Stored items:
* * * * * * * * *

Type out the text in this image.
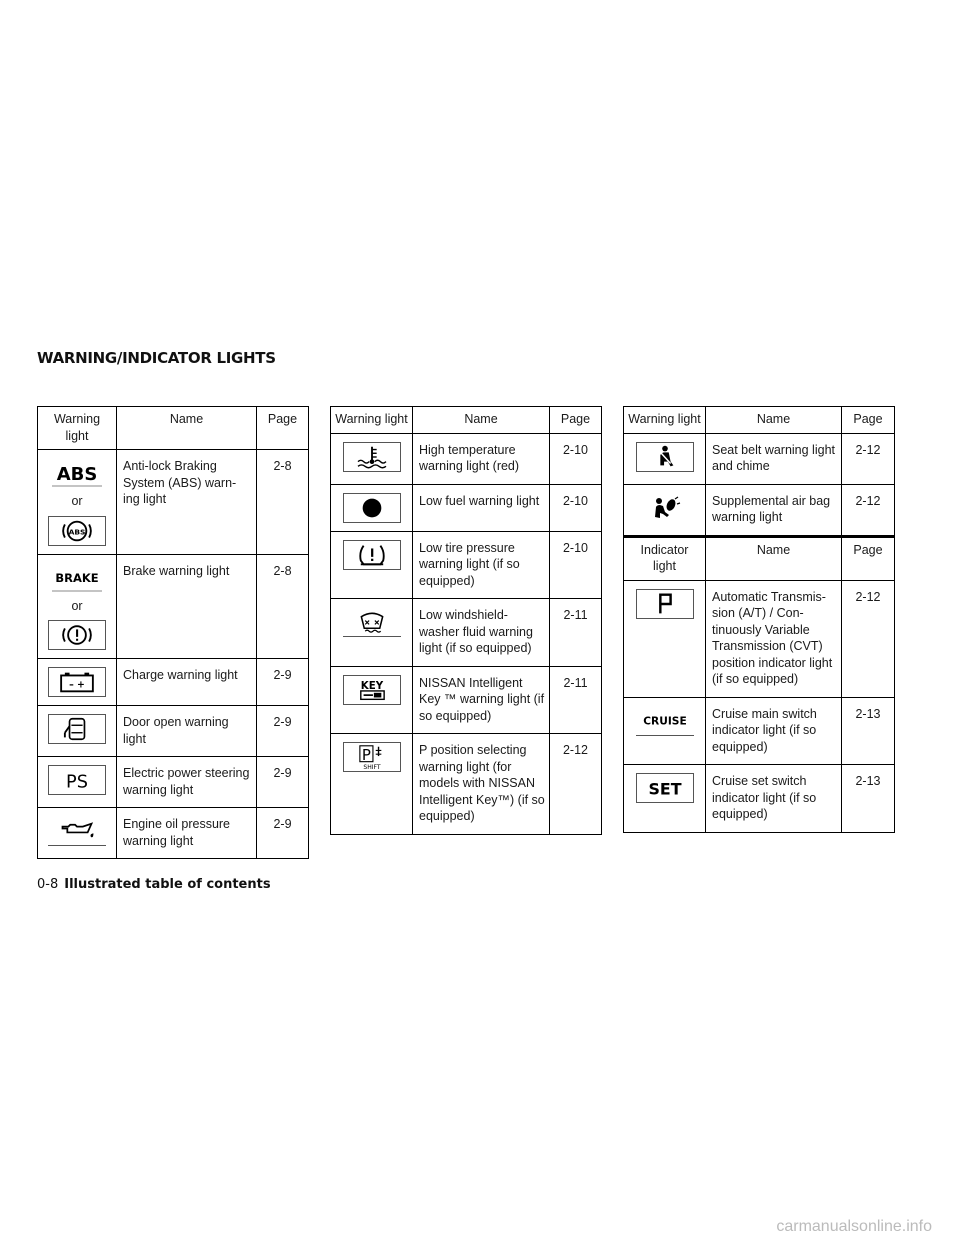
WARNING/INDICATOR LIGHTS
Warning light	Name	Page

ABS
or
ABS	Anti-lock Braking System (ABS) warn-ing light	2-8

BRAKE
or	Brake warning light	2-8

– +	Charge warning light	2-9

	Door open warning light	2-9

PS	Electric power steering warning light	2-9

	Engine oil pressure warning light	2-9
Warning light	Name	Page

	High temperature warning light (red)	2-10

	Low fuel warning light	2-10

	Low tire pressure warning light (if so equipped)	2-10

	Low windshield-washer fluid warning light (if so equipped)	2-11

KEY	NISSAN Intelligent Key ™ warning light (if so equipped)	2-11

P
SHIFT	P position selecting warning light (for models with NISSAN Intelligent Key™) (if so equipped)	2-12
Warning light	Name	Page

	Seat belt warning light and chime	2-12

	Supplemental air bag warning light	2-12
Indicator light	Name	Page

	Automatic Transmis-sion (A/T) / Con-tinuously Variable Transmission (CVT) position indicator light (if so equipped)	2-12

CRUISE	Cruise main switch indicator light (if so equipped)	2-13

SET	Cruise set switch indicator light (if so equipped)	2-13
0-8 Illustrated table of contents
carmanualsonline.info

* * * * * * * * *

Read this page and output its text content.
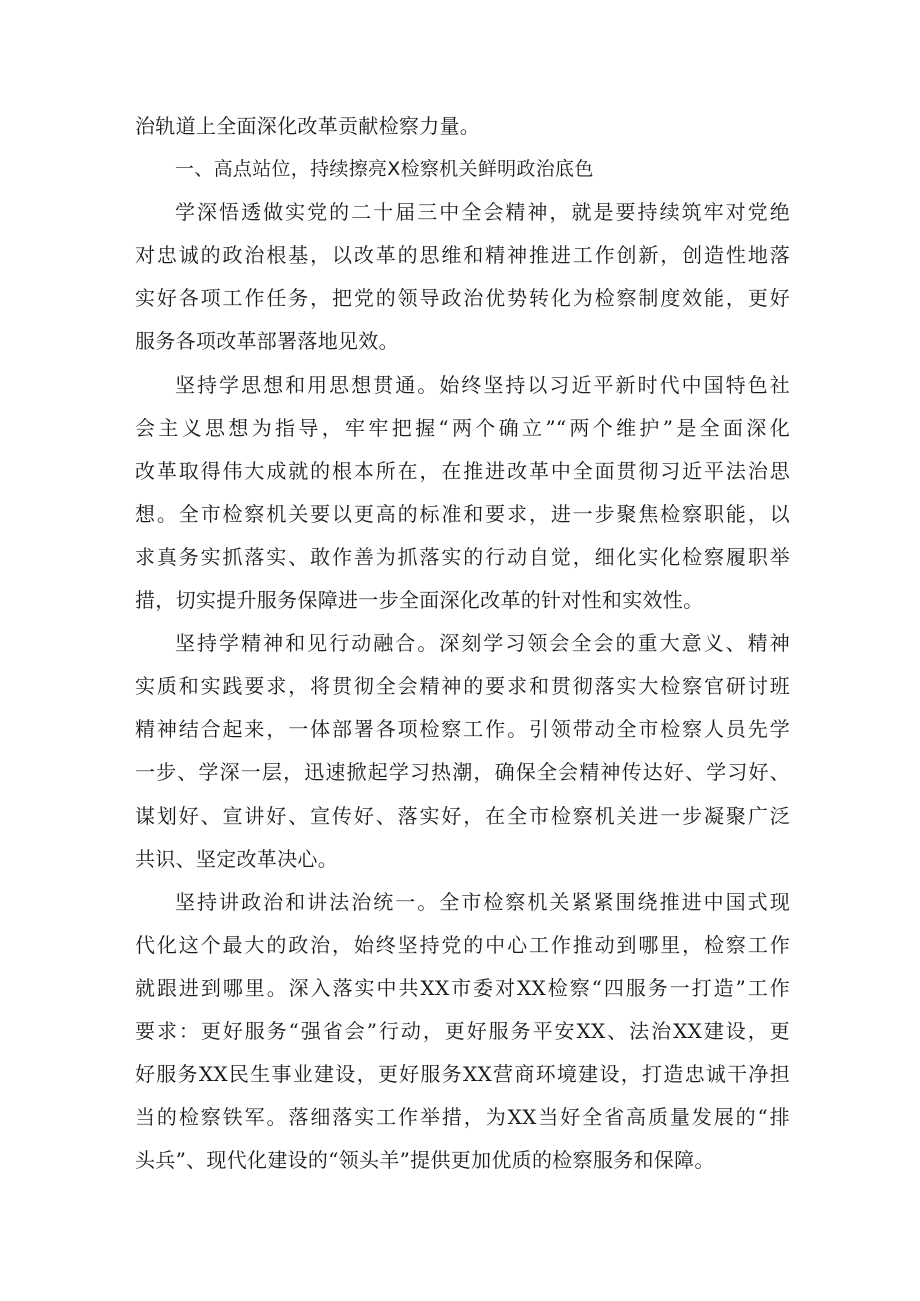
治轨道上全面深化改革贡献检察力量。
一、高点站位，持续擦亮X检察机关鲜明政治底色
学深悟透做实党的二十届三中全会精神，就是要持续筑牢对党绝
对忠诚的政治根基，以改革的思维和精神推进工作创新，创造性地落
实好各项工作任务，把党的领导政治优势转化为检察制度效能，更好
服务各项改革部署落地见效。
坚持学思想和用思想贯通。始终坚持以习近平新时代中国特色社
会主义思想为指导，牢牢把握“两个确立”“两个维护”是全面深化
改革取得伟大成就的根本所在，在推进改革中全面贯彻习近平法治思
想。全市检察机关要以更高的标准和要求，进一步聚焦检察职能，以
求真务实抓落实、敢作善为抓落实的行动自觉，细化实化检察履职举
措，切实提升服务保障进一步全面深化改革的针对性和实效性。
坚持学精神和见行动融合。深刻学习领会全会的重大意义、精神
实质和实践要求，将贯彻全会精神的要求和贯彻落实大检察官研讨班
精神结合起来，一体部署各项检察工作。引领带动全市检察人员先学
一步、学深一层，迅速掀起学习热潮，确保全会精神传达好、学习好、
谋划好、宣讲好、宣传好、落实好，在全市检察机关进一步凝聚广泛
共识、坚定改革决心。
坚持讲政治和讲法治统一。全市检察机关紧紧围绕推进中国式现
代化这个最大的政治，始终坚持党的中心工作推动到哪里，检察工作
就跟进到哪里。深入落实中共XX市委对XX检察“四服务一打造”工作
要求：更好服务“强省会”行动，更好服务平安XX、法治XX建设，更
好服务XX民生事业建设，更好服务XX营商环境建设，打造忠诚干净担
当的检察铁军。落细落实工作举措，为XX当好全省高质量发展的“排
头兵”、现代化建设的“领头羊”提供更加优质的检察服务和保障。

* * * * * * * * *

- _Problem to solve_: Give the number of lines that hold the word "pressure" in these records, with nothing added.

- _Written response_: 2